- Goal: Take the material and output all of it exactly.

>> BEGIN Material shown

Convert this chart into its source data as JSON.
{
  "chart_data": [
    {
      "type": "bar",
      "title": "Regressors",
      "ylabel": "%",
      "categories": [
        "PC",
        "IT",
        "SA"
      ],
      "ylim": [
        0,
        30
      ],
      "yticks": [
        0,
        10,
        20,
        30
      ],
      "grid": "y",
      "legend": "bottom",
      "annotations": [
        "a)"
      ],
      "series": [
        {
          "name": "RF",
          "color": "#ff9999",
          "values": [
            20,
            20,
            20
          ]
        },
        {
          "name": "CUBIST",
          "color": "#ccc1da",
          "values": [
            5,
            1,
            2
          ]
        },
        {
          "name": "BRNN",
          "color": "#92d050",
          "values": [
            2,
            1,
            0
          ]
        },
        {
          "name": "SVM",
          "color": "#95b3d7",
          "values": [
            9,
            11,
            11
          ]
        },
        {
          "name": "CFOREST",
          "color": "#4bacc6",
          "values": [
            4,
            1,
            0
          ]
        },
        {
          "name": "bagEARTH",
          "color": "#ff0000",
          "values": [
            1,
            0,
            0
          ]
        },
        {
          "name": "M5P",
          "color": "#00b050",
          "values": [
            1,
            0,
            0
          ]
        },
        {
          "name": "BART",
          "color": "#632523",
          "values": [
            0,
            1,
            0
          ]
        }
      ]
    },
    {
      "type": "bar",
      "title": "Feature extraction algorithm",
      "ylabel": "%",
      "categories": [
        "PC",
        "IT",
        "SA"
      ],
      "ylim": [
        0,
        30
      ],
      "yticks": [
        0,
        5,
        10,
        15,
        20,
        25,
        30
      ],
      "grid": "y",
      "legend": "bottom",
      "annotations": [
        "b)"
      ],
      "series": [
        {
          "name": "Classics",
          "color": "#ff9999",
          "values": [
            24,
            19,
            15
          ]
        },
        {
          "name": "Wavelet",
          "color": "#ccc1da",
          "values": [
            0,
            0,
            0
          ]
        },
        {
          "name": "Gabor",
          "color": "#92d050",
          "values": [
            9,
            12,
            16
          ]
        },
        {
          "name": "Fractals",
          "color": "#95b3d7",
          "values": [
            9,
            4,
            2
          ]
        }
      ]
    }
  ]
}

>> END Material shown

- Result of the task:
Convert this chart into its source data as JSON.
{
  "chart_data": [
    {
      "type": "bar",
      "title": "Regressors",
      "ylabel": "%",
      "categories": [
        "PC",
        "IT",
        "SA"
      ],
      "ylim": [
        0,
        30
      ],
      "yticks": [
        0,
        10,
        20,
        30
      ],
      "grid": "y",
      "legend": "bottom",
      "annotations": [
        "a)"
      ],
      "series": [
        {
          "name": "RF",
          "color": "#ff9999",
          "values": [
            20,
            20,
            20
          ]
        },
        {
          "name": "CUBIST",
          "color": "#ccc1da",
          "values": [
            5,
            1,
            2
          ]
        },
        {
          "name": "BRNN",
          "color": "#92d050",
          "values": [
            2,
            1,
            0
          ]
        },
        {
          "name": "SVM",
          "color": "#95b3d7",
          "values": [
            9,
            11,
            11
          ]
        },
        {
          "name": "CFOREST",
          "color": "#4bacc6",
          "values": [
            4,
            1,
            0
          ]
        },
        {
          "name": "bagEARTH",
          "color": "#ff0000",
          "values": [
            1,
            0,
            0
          ]
        },
        {
          "name": "M5P",
          "color": "#00b050",
          "values": [
            1,
            0,
            0
          ]
        },
        {
          "name": "BART",
          "color": "#632523",
          "values": [
            0,
            1,
            0
          ]
        }
      ]
    },
    {
      "type": "bar",
      "title": "Feature extraction algorithm",
      "ylabel": "%",
      "categories": [
        "PC",
        "IT",
        "SA"
      ],
      "ylim": [
        0,
        30
      ],
      "yticks": [
        0,
        5,
        10,
        15,
        20,
        25,
        30
      ],
      "grid": "y",
      "legend": "bottom",
      "annotations": [
        "b)"
      ],
      "series": [
        {
          "name": "Classics",
          "color": "#ff9999",
          "values": [
            24,
            19,
            15
          ]
        },
        {
          "name": "Wavelet",
          "color": "#ccc1da",
          "values": [
            0,
            0,
            0
          ]
        },
        {
          "name": "Gabor",
          "color": "#92d050",
          "values": [
            9,
            12,
            16
          ]
        },
        {
          "name": "Fractals",
          "color": "#95b3d7",
          "values": [
            9,
            4,
            2
          ]
        }
      ]
    }
  ]
}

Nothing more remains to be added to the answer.